[Stored rows start]

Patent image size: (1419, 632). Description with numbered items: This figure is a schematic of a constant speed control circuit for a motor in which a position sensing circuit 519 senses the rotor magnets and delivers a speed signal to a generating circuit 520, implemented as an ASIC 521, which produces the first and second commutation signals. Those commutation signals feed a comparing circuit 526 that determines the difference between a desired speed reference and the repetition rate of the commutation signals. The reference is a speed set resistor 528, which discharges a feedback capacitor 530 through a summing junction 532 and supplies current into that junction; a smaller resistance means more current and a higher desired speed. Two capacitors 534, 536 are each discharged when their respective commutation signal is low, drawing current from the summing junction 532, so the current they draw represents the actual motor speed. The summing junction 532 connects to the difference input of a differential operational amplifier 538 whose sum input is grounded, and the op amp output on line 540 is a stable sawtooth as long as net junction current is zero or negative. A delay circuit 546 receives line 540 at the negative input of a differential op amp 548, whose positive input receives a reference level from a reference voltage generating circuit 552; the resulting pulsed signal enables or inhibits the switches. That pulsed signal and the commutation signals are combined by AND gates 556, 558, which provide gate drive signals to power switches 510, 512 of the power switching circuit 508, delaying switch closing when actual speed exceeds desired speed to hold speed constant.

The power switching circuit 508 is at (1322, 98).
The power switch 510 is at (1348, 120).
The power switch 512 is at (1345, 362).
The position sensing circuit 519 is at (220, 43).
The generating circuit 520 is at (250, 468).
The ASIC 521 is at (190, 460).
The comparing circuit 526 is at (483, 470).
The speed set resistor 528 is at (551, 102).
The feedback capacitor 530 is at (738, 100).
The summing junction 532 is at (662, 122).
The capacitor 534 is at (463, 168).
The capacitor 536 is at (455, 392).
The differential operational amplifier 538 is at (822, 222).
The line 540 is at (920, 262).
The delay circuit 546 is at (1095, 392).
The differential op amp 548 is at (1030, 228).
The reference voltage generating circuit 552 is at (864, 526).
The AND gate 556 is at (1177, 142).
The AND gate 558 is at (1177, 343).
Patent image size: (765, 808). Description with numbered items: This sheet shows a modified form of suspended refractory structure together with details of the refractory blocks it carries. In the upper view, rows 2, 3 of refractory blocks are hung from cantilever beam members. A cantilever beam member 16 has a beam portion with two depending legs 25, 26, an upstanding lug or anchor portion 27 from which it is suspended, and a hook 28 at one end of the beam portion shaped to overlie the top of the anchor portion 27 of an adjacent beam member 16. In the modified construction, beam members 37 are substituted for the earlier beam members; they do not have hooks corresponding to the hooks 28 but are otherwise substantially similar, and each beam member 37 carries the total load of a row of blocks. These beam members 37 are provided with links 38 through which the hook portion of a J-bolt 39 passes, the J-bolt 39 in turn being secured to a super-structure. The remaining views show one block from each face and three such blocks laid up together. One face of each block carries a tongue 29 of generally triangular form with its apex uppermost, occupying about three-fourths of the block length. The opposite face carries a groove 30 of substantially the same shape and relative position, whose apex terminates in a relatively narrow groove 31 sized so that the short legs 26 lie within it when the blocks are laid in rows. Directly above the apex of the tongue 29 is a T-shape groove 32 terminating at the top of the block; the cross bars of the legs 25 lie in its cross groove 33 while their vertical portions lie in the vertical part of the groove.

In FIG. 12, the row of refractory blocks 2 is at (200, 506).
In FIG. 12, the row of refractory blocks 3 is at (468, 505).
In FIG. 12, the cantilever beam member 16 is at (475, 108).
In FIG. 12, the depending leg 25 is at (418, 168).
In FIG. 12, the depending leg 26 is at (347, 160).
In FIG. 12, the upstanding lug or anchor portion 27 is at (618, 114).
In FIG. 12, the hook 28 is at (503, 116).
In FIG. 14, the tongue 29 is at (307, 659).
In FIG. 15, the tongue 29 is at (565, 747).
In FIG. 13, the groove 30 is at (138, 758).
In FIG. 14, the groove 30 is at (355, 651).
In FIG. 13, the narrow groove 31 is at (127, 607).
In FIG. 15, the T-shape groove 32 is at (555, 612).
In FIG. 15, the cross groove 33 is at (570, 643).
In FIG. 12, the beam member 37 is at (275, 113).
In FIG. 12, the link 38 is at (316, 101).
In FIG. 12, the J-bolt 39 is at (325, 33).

[Stored rows end]

**Short problem:** Write out every line of both listings above without changing anything.

**Written solution:**
Patent image size: (1419, 632). Description with numbered items: This figure is a schematic of a constant speed control circuit for a motor in which a position sensing circuit 519 senses the rotor magnets and delivers a speed signal to a generating circuit 520, implemented as an ASIC 521, which produces the first and second commutation signals. Those commutation signals feed a comparing circuit 526 that determines the difference between a desired speed reference and the repetition rate of the commutation signals. The reference is a speed set resistor 528, which discharges a feedback capacitor 530 through a summing junction 532 and supplies current into that junction; a smaller resistance means more current and a higher desired speed. Two capacitors 534, 536 are each discharged when their respective commutation signal is low, drawing current from the summing junction 532, so the current they draw represents the actual motor speed. The summing junction 532 connects to the difference input of a differential operational amplifier 538 whose sum input is grounded, and the op amp output on line 540 is a stable sawtooth as long as net junction current is zero or negative. A delay circuit 546 receives line 540 at the negative input of a differential op amp 548, whose positive input receives a reference level from a reference voltage generating circuit 552; the resulting pulsed signal enables or inhibits the switches. That pulsed signal and the commutation signals are combined by AND gates 556, 558, which provide gate drive signals to power switches 510, 512 of the power switching circuit 508, delaying switch closing when actual speed exceeds desired speed to hold speed constant.

The power switching circuit 508 is at (1322, 98).
The power switch 510 is at (1348, 120).
The power switch 512 is at (1345, 362).
The position sensing circuit 519 is at (220, 43).
The generating circuit 520 is at (250, 468).
The ASIC 521 is at (190, 460).
The comparing circuit 526 is at (483, 470).
The speed set resistor 528 is at (551, 102).
The feedback capacitor 530 is at (738, 100).
The summing junction 532 is at (662, 122).
The capacitor 534 is at (463, 168).
The capacitor 536 is at (455, 392).
The differential operational amplifier 538 is at (822, 222).
The line 540 is at (920, 262).
The delay circuit 546 is at (1095, 392).
The differential op amp 548 is at (1030, 228).
The reference voltage generating circuit 552 is at (864, 526).
The AND gate 556 is at (1177, 142).
The AND gate 558 is at (1177, 343).
Patent image size: (765, 808). Description with numbered items: This sheet shows a modified form of suspended refractory structure together with details of the refractory blocks it carries. In the upper view, rows 2, 3 of refractory blocks are hung from cantilever beam members. A cantilever beam member 16 has a beam portion with two depending legs 25, 26, an upstanding lug or anchor portion 27 from which it is suspended, and a hook 28 at one end of the beam portion shaped to overlie the top of the anchor portion 27 of an adjacent beam member 16. In the modified construction, beam members 37 are substituted for the earlier beam members; they do not have hooks corresponding to the hooks 28 but are otherwise substantially similar, and each beam member 37 carries the total load of a row of blocks. These beam members 37 are provided with links 38 through which the hook portion of a J-bolt 39 passes, the J-bolt 39 in turn being secured to a super-structure. The remaining views show one block from each face and three such blocks laid up together. One face of each block carries a tongue 29 of generally triangular form with its apex uppermost, occupying about three-fourths of the block length. The opposite face carries a groove 30 of substantially the same shape and relative position, whose apex terminates in a relatively narrow groove 31 sized so that the short legs 26 lie within it when the blocks are laid in rows. Directly above the apex of the tongue 29 is a T-shape groove 32 terminating at the top of the block; the cross bars of the legs 25 lie in its cross groove 33 while their vertical portions lie in the vertical part of the groove.

In FIG. 12, the row of refractory blocks 2 is at (200, 506).
In FIG. 12, the row of refractory blocks 3 is at (468, 505).
In FIG. 12, the cantilever beam member 16 is at (475, 108).
In FIG. 12, the depending leg 25 is at (418, 168).
In FIG. 12, the depending leg 26 is at (347, 160).
In FIG. 12, the upstanding lug or anchor portion 27 is at (618, 114).
In FIG. 12, the hook 28 is at (503, 116).
In FIG. 14, the tongue 29 is at (307, 659).
In FIG. 15, the tongue 29 is at (565, 747).
In FIG. 13, the groove 30 is at (138, 758).
In FIG. 14, the groove 30 is at (355, 651).
In FIG. 13, the narrow groove 31 is at (127, 607).
In FIG. 15, the T-shape groove 32 is at (555, 612).
In FIG. 15, the cross groove 33 is at (570, 643).
In FIG. 12, the beam member 37 is at (275, 113).
In FIG. 12, the link 38 is at (316, 101).
In FIG. 12, the J-bolt 39 is at (325, 33).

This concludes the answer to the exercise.